WHAT TO PRODUCE: Return each line containing the string "Poincare".
* start SOURCE DATA *
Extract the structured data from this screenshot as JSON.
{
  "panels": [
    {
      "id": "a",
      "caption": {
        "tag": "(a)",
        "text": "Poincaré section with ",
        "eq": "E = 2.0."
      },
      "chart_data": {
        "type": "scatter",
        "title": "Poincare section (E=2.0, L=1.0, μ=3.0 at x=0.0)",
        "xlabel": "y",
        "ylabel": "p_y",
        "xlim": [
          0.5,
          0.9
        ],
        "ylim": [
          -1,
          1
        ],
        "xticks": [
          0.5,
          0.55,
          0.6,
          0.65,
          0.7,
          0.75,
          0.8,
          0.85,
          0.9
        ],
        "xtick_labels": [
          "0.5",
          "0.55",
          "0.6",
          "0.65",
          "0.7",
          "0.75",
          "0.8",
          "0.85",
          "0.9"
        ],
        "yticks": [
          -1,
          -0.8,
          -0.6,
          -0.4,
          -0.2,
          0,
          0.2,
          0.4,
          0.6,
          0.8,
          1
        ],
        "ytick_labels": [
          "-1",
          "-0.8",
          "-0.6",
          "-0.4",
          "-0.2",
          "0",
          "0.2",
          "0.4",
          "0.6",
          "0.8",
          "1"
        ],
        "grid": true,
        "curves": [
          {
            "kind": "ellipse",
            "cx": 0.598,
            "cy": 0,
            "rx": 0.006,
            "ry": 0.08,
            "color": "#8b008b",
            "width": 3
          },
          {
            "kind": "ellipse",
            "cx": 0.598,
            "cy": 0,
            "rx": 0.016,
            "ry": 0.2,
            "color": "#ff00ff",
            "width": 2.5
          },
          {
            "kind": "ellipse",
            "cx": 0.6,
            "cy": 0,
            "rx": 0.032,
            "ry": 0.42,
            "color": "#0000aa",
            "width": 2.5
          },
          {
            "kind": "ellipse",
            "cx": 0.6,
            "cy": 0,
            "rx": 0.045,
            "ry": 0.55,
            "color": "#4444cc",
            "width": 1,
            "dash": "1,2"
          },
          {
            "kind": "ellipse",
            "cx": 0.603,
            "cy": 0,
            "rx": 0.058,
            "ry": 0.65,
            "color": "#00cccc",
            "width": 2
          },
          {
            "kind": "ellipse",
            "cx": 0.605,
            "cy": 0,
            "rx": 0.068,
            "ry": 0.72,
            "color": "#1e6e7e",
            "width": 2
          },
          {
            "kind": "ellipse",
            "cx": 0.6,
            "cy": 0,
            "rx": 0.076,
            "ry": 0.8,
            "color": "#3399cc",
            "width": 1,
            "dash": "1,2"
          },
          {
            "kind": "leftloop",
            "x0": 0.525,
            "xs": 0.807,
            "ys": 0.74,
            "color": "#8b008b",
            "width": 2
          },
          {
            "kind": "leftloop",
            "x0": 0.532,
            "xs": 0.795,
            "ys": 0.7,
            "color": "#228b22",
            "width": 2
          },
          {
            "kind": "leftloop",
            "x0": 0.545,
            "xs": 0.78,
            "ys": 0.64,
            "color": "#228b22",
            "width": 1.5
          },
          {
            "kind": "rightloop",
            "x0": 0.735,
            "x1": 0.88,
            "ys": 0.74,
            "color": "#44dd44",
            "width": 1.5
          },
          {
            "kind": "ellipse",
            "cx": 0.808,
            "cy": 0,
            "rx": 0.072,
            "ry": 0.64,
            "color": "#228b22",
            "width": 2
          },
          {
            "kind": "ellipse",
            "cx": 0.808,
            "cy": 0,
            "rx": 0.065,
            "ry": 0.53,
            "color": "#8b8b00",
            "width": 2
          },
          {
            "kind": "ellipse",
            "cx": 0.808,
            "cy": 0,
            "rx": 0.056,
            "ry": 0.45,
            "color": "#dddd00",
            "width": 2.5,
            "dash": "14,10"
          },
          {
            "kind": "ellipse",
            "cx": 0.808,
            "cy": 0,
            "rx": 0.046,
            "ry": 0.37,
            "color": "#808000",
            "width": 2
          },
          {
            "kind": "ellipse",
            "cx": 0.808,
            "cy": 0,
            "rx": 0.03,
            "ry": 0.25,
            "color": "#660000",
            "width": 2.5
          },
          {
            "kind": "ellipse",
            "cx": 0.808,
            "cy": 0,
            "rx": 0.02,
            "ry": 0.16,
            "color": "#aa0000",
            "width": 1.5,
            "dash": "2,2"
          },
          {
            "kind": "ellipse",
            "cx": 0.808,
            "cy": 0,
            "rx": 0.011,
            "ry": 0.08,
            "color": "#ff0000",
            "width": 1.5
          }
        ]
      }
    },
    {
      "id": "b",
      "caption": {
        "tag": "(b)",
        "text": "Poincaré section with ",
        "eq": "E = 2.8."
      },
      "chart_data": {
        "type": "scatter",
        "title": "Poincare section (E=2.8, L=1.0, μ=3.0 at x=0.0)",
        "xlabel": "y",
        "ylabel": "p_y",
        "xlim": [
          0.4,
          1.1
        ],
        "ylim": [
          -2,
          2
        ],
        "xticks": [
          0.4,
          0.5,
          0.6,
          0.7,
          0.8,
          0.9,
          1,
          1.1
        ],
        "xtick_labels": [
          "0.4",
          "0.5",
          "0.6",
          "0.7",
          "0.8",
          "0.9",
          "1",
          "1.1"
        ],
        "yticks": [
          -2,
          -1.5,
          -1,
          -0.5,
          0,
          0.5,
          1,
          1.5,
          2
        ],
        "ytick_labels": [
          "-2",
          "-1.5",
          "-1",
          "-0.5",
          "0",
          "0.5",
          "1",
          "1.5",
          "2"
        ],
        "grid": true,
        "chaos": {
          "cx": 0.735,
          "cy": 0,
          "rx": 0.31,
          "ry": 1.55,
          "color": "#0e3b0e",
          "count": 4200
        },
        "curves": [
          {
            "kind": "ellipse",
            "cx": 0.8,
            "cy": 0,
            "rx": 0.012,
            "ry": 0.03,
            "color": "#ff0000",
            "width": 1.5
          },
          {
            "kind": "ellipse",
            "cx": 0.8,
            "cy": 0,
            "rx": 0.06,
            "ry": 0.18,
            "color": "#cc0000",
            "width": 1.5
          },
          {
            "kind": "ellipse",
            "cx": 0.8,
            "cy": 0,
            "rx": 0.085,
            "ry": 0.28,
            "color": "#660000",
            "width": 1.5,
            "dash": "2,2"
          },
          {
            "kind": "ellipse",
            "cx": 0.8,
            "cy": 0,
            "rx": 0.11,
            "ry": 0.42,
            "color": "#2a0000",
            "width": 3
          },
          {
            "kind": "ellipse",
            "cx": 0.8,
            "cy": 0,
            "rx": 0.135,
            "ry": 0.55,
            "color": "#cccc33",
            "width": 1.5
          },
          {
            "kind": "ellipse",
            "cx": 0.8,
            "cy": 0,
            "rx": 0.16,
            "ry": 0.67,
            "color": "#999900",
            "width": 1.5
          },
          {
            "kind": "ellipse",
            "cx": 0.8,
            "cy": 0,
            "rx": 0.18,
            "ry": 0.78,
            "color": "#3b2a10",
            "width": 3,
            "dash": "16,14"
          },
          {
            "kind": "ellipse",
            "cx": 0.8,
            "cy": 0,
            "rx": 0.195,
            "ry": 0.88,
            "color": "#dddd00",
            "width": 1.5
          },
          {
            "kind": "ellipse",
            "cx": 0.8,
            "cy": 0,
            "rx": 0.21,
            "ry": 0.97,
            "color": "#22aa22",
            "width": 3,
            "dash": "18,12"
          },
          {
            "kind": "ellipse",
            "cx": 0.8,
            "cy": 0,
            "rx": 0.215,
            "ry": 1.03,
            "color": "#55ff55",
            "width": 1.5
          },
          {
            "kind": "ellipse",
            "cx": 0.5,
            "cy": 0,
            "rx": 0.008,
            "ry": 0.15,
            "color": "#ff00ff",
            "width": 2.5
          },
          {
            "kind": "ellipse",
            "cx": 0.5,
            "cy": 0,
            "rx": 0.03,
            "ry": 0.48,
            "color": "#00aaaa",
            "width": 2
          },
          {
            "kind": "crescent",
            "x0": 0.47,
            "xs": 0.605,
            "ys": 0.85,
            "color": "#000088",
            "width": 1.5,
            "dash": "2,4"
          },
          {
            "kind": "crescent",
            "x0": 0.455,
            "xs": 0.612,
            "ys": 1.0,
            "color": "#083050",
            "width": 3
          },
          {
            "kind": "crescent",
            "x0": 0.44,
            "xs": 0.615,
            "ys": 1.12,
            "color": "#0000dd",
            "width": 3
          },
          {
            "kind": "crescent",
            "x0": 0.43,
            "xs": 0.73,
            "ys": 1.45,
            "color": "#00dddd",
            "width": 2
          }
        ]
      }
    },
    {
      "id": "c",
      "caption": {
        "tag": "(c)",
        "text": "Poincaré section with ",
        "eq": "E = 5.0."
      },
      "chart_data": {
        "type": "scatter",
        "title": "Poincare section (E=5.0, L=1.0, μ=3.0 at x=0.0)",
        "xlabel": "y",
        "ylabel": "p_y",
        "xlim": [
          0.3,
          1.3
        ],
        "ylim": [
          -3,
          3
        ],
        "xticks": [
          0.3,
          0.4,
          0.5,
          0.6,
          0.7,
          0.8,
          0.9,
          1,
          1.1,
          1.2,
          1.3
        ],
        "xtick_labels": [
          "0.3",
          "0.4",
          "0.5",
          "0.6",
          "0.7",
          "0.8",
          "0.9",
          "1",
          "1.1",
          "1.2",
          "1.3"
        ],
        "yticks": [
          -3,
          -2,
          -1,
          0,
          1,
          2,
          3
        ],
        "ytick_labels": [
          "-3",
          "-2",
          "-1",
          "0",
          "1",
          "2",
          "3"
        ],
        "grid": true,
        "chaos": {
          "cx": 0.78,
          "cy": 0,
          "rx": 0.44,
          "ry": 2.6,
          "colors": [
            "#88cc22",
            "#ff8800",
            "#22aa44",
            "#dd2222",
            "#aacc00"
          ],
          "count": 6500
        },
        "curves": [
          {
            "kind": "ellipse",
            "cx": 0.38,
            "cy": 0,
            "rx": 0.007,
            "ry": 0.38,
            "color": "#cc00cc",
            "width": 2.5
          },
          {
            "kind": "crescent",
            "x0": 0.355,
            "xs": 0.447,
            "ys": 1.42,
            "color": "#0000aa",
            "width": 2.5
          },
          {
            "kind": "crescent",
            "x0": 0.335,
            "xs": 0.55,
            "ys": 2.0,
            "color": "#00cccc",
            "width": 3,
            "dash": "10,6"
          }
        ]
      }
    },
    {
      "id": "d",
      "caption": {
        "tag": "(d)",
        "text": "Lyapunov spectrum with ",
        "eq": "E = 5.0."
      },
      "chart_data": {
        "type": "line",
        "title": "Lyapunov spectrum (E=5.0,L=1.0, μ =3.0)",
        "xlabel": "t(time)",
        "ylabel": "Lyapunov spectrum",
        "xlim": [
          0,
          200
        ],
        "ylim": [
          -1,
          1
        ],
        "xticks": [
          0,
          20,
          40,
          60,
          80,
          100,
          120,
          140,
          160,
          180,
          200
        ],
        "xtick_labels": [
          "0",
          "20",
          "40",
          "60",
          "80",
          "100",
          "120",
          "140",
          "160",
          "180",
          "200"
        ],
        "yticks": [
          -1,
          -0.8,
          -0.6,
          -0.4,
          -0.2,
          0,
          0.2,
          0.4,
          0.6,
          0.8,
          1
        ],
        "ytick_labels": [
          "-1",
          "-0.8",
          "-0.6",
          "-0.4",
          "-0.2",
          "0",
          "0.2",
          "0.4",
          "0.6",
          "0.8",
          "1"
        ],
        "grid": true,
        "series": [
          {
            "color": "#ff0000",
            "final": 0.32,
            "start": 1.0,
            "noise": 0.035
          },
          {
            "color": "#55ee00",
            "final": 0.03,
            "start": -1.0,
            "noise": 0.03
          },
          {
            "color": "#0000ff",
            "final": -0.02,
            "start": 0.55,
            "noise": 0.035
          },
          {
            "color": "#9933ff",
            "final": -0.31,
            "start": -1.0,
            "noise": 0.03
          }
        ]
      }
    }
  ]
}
* end SOURCE DATA *
TASK SOLUTION:
        "title": "Poincare section (E=2.0, L=1.0, μ=3.0 at x=0.0)",
        "title": "Poincare section (E=2.8, L=1.0, μ=3.0 at x=0.0)",
        "title": "Poincare section (E=5.0, L=1.0, μ=3.0 at x=0.0)",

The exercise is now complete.